Below are entries to be transcribed exactly; exclude the pictures from the copy.

-------------------------

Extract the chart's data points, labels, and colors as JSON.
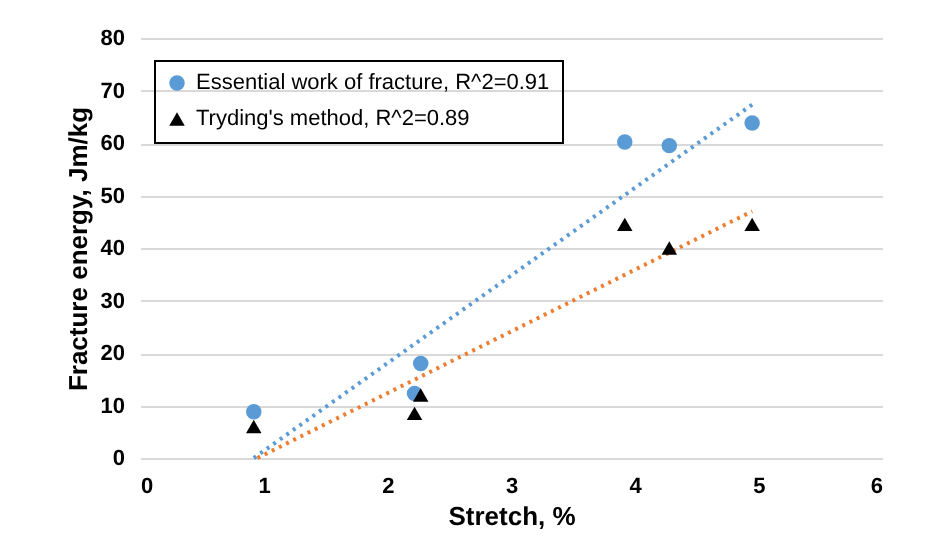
{
  "chart_data": {
    "type": "scatter",
    "xlabel": "Stretch, %",
    "ylabel": "Fracture energy, Jm/kg",
    "xlim": [
      0,
      6
    ],
    "xticks": [
      0,
      1,
      2,
      3,
      4,
      5,
      6
    ],
    "ylim": [
      0,
      80
    ],
    "yticks": [
      0,
      10,
      20,
      30,
      40,
      50,
      60,
      70,
      80
    ],
    "grid": "y",
    "legend": "top left",
    "series": [
      {
        "name": "Essential work of fracture, R^2=0.91",
        "color": "#5b9bd5",
        "marker": "circle",
        "x": [
          0.92,
          2.22,
          2.27,
          3.92,
          4.28,
          4.95
        ],
        "values": [
          8.8,
          12.3,
          18,
          60.2,
          59.5,
          63.8
        ]
      },
      {
        "name": "Tryding's method, R^2=0.89",
        "color": "#000000",
        "marker": "triangle",
        "x": [
          0.92,
          2.22,
          2.27,
          3.92,
          4.28,
          4.95
        ],
        "values": [
          6,
          8.5,
          12,
          44.5,
          40,
          44.5
        ]
      },
      {
        "type": "line",
        "color": "#5b9bd5",
        "line_style": "dotted",
        "marker": "none",
        "x": [
          0.92,
          4.95
        ],
        "values": [
          0,
          67.3
        ]
      },
      {
        "type": "line",
        "color": "#ed7d31",
        "line_style": "dotted",
        "marker": "none",
        "x": [
          0.95,
          4.95
        ],
        "values": [
          0,
          47
        ]
      }
    ]
  }
}
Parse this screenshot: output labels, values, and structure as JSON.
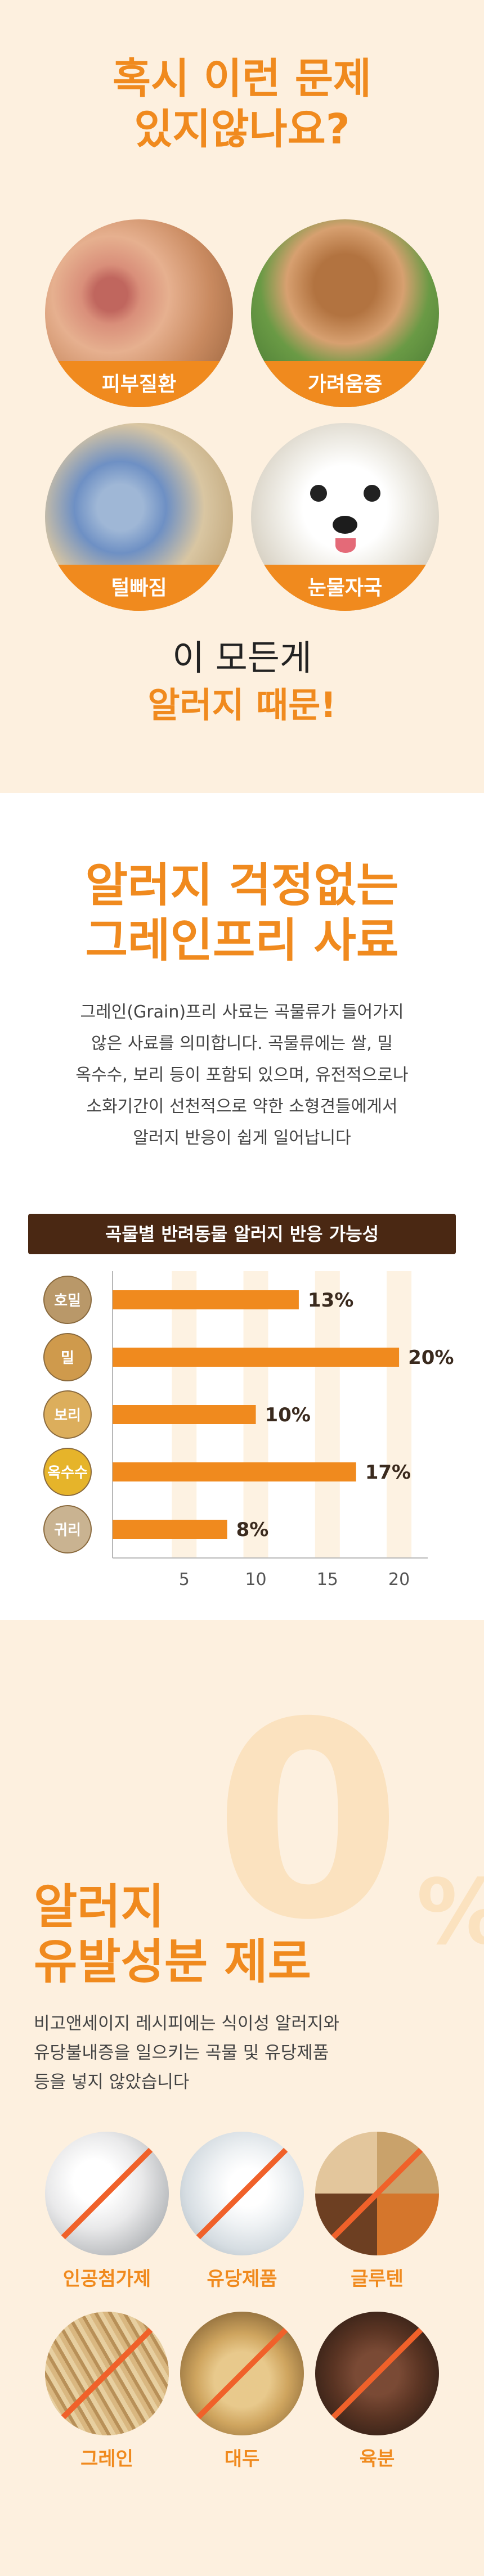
{
  "section1": {
    "title_line1": "혹시 이런 문제",
    "title_line2": "있지않나요?",
    "problems": [
      {
        "label": "피부질환"
      },
      {
        "label": "가려움증"
      },
      {
        "label": "털빠짐"
      },
      {
        "label": "눈물자국"
      }
    ],
    "sub_line1": "이 모든게",
    "sub_line2": "알러지 때문!"
  },
  "section2": {
    "title_line1": "알러지 걱정없는",
    "title_line2": "그레인프리 사료",
    "body": [
      "그레인(Grain)프리 사료는 곡물류가 들어가지",
      "않은 사료를 의미합니다. 곡물류에는 쌀, 밀",
      "옥수수, 보리 등이 포함되 있으며, 유전적으로나",
      "소화기간이 선천적으로 약한 소형견들에게서",
      "알러지 반응이 쉽게 일어납니다"
    ],
    "chart_title": "곡물별 반려동물 알러지 반응 가능성"
  },
  "chart_data": {
    "type": "bar",
    "orientation": "horizontal",
    "title": "곡물별 반려동물 알러지 반응 가능성",
    "categories": [
      "호밀",
      "밀",
      "보리",
      "옥수수",
      "귀리"
    ],
    "values": [
      13,
      20,
      10,
      17,
      8
    ],
    "value_labels": [
      "13%",
      "20%",
      "10%",
      "17%",
      "8%"
    ],
    "xticks": [
      5,
      10,
      15,
      20
    ],
    "xlim": [
      0,
      22
    ],
    "bar_color": "#f08a1e"
  },
  "section3": {
    "big_number": "0",
    "big_percent": "%",
    "title_line1": "알러지",
    "title_line2": "유발성분 제로",
    "body": [
      "비고앤세이지 레시피에는 식이성 알러지와",
      "유당불내증을 일으키는 곡물 및 유당제품",
      "등을 넣지 않았습니다"
    ],
    "ingredients": [
      {
        "label": "인공첨가제"
      },
      {
        "label": "유당제품"
      },
      {
        "label": "글루텐"
      },
      {
        "label": "그레인"
      },
      {
        "label": "대두"
      },
      {
        "label": "육분"
      }
    ]
  },
  "colors": {
    "accent": "#f08a1e",
    "cream": "#fdf0df",
    "dark_brown": "#4a2813",
    "slash": "#f0612a"
  }
}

-------------------------

## Reply to the exercise
Extract the chart's data points, labels, and colors as JSON.
{
  "chart_data": {
    "type": "scatter",
    "xlabel": "Stretch, %",
    "ylabel": "Fracture energy, Jm/kg",
    "xlim": [
      0,
      6
    ],
    "xticks": [
      0,
      1,
      2,
      3,
      4,
      5,
      6
    ],
    "ylim": [
      0,
      80
    ],
    "yticks": [
      0,
      10,
      20,
      30,
      40,
      50,
      60,
      70,
      80
    ],
    "grid": "y",
    "legend": "top left",
    "series": [
      {
        "name": "Essential work of fracture, R^2=0.91",
        "color": "#5b9bd5",
        "marker": "circle",
        "x": [
          0.92,
          2.22,
          2.27,
          3.92,
          4.28,
          4.95
        ],
        "values": [
          8.8,
          12.3,
          18,
          60.2,
          59.5,
          63.8
        ]
      },
      {
        "name": "Tryding's method, R^2=0.89",
        "color": "#000000",
        "marker": "triangle",
        "x": [
          0.92,
          2.22,
          2.27,
          3.92,
          4.28,
          4.95
        ],
        "values": [
          6,
          8.5,
          12,
          44.5,
          40,
          44.5
        ]
      },
      {
        "type": "line",
        "color": "#5b9bd5",
        "line_style": "dotted",
        "marker": "none",
        "x": [
          0.92,
          4.95
        ],
        "values": [
          0,
          67.3
        ]
      },
      {
        "type": "line",
        "color": "#ed7d31",
        "line_style": "dotted",
        "marker": "none",
        "x": [
          0.95,
          4.95
        ],
        "values": [
          0,
          47
        ]
      }
    ]
  }
}
Parse this screenshot: output labels, values, and structure as JSON.
{
  "section1": {
    "title_line1": "혹시 이런 문제",
    "title_line2": "있지않나요?",
    "problems": [
      {
        "label": "피부질환"
      },
      {
        "label": "가려움증"
      },
      {
        "label": "털빠짐"
      },
      {
        "label": "눈물자국"
      }
    ],
    "sub_line1": "이 모든게",
    "sub_line2": "알러지 때문!"
  },
  "section2": {
    "title_line1": "알러지 걱정없는",
    "title_line2": "그레인프리 사료",
    "body": [
      "그레인(Grain)프리 사료는 곡물류가 들어가지",
      "않은 사료를 의미합니다. 곡물류에는 쌀, 밀",
      "옥수수, 보리 등이 포함되 있으며, 유전적으로나",
      "소화기간이 선천적으로 약한 소형견들에게서",
      "알러지 반응이 쉽게 일어납니다"
    ],
    "chart_title": "곡물별 반려동물 알러지 반응 가능성"
  },
  "chart_data": {
    "type": "bar",
    "orientation": "horizontal",
    "title": "곡물별 반려동물 알러지 반응 가능성",
    "categories": [
      "호밀",
      "밀",
      "보리",
      "옥수수",
      "귀리"
    ],
    "values": [
      13,
      20,
      10,
      17,
      8
    ],
    "value_labels": [
      "13%",
      "20%",
      "10%",
      "17%",
      "8%"
    ],
    "xticks": [
      5,
      10,
      15,
      20
    ],
    "xlim": [
      0,
      22
    ],
    "bar_color": "#f08a1e"
  },
  "section3": {
    "big_number": "0",
    "big_percent": "%",
    "title_line1": "알러지",
    "title_line2": "유발성분 제로",
    "body": [
      "비고앤세이지 레시피에는 식이성 알러지와",
      "유당불내증을 일으키는 곡물 및 유당제품",
      "등을 넣지 않았습니다"
    ],
    "ingredients": [
      {
        "label": "인공첨가제"
      },
      {
        "label": "유당제품"
      },
      {
        "label": "글루텐"
      },
      {
        "label": "그레인"
      },
      {
        "label": "대두"
      },
      {
        "label": "육분"
      }
    ]
  },
  "colors": {
    "accent": "#f08a1e",
    "cream": "#fdf0df",
    "dark_brown": "#4a2813",
    "slash": "#f0612a"
  }
}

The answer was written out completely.